EXERCISE BRIEF — Retype the full set of records. Keep every character identical.

>> Begin INPUT RECORDS

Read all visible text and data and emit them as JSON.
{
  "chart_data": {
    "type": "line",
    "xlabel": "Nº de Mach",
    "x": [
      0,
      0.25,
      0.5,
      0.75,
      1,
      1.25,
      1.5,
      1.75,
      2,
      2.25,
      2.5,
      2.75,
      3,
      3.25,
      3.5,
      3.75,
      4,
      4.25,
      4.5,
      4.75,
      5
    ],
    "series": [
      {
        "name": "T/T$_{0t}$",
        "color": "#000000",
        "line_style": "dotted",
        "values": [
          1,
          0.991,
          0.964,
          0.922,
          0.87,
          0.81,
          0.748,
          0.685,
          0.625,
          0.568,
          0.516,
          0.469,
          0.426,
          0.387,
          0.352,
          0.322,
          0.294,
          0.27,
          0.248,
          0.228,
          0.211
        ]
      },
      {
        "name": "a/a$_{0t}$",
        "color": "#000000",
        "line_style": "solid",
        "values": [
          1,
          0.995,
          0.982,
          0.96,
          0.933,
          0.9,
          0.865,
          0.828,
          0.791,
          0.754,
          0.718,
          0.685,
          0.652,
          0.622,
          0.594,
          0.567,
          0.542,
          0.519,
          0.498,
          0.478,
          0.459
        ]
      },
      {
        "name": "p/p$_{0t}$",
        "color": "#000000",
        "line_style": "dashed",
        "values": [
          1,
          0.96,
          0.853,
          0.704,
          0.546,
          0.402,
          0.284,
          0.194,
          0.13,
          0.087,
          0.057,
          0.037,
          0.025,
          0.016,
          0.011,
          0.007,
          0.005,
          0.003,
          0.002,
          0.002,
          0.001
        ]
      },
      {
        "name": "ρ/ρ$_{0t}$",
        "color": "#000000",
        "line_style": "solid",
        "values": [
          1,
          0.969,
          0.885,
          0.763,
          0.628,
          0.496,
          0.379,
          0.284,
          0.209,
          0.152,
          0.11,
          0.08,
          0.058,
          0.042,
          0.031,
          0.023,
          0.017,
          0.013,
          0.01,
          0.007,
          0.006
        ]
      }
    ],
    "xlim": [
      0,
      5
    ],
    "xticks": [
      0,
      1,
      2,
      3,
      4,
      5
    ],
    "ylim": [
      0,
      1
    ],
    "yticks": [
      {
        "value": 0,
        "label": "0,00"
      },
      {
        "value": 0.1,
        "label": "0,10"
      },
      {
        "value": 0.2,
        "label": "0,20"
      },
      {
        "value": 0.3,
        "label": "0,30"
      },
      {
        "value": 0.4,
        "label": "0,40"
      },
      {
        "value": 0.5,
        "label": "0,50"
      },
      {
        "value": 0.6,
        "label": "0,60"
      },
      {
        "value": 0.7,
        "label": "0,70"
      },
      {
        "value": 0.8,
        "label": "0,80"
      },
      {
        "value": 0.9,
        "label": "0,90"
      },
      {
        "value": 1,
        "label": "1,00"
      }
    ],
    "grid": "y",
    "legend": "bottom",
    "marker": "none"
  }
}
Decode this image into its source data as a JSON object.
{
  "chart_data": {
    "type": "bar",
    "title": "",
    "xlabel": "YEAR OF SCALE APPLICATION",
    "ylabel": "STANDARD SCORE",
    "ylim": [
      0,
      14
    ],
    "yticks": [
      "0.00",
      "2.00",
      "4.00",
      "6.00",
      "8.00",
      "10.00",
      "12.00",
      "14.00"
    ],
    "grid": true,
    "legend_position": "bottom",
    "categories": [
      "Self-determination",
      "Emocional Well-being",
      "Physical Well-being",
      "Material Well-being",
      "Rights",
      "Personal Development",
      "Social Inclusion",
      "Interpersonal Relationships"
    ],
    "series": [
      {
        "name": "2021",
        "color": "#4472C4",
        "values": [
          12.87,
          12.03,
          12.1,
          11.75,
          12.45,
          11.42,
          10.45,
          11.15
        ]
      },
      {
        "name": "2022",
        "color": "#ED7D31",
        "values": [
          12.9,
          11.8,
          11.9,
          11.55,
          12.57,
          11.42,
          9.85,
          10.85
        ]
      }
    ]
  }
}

>> End INPUT RECORDS

WRITTEN RESPONSE —
Read all visible text and data and emit them as JSON.
{
  "chart_data": {
    "type": "line",
    "xlabel": "Nº de Mach",
    "x": [
      0,
      0.25,
      0.5,
      0.75,
      1,
      1.25,
      1.5,
      1.75,
      2,
      2.25,
      2.5,
      2.75,
      3,
      3.25,
      3.5,
      3.75,
      4,
      4.25,
      4.5,
      4.75,
      5
    ],
    "series": [
      {
        "name": "T/T$_{0t}$",
        "color": "#000000",
        "line_style": "dotted",
        "values": [
          1,
          0.991,
          0.964,
          0.922,
          0.87,
          0.81,
          0.748,
          0.685,
          0.625,
          0.568,
          0.516,
          0.469,
          0.426,
          0.387,
          0.352,
          0.322,
          0.294,
          0.27,
          0.248,
          0.228,
          0.211
        ]
      },
      {
        "name": "a/a$_{0t}$",
        "color": "#000000",
        "line_style": "solid",
        "values": [
          1,
          0.995,
          0.982,
          0.96,
          0.933,
          0.9,
          0.865,
          0.828,
          0.791,
          0.754,
          0.718,
          0.685,
          0.652,
          0.622,
          0.594,
          0.567,
          0.542,
          0.519,
          0.498,
          0.478,
          0.459
        ]
      },
      {
        "name": "p/p$_{0t}$",
        "color": "#000000",
        "line_style": "dashed",
        "values": [
          1,
          0.96,
          0.853,
          0.704,
          0.546,
          0.402,
          0.284,
          0.194,
          0.13,
          0.087,
          0.057,
          0.037,
          0.025,
          0.016,
          0.011,
          0.007,
          0.005,
          0.003,
          0.002,
          0.002,
          0.001
        ]
      },
      {
        "name": "ρ/ρ$_{0t}$",
        "color": "#000000",
        "line_style": "solid",
        "values": [
          1,
          0.969,
          0.885,
          0.763,
          0.628,
          0.496,
          0.379,
          0.284,
          0.209,
          0.152,
          0.11,
          0.08,
          0.058,
          0.042,
          0.031,
          0.023,
          0.017,
          0.013,
          0.01,
          0.007,
          0.006
        ]
      }
    ],
    "xlim": [
      0,
      5
    ],
    "xticks": [
      0,
      1,
      2,
      3,
      4,
      5
    ],
    "ylim": [
      0,
      1
    ],
    "yticks": [
      {
        "value": 0,
        "label": "0,00"
      },
      {
        "value": 0.1,
        "label": "0,10"
      },
      {
        "value": 0.2,
        "label": "0,20"
      },
      {
        "value": 0.3,
        "label": "0,30"
      },
      {
        "value": 0.4,
        "label": "0,40"
      },
      {
        "value": 0.5,
        "label": "0,50"
      },
      {
        "value": 0.6,
        "label": "0,60"
      },
      {
        "value": 0.7,
        "label": "0,70"
      },
      {
        "value": 0.8,
        "label": "0,80"
      },
      {
        "value": 0.9,
        "label": "0,90"
      },
      {
        "value": 1,
        "label": "1,00"
      }
    ],
    "grid": "y",
    "legend": "bottom",
    "marker": "none"
  }
}
Decode this image into its source data as a JSON object.
{
  "chart_data": {
    "type": "bar",
    "title": "",
    "xlabel": "YEAR OF SCALE APPLICATION",
    "ylabel": "STANDARD SCORE",
    "ylim": [
      0,
      14
    ],
    "yticks": [
      "0.00",
      "2.00",
      "4.00",
      "6.00",
      "8.00",
      "10.00",
      "12.00",
      "14.00"
    ],
    "grid": true,
    "legend_position": "bottom",
    "categories": [
      "Self-determination",
      "Emocional Well-being",
      "Physical Well-being",
      "Material Well-being",
      "Rights",
      "Personal Development",
      "Social Inclusion",
      "Interpersonal Relationships"
    ],
    "series": [
      {
        "name": "2021",
        "color": "#4472C4",
        "values": [
          12.87,
          12.03,
          12.1,
          11.75,
          12.45,
          11.42,
          10.45,
          11.15
        ]
      },
      {
        "name": "2022",
        "color": "#ED7D31",
        "values": [
          12.9,
          11.8,
          11.9,
          11.55,
          12.57,
          11.42,
          9.85,
          10.85
        ]
      }
    ]
  }
}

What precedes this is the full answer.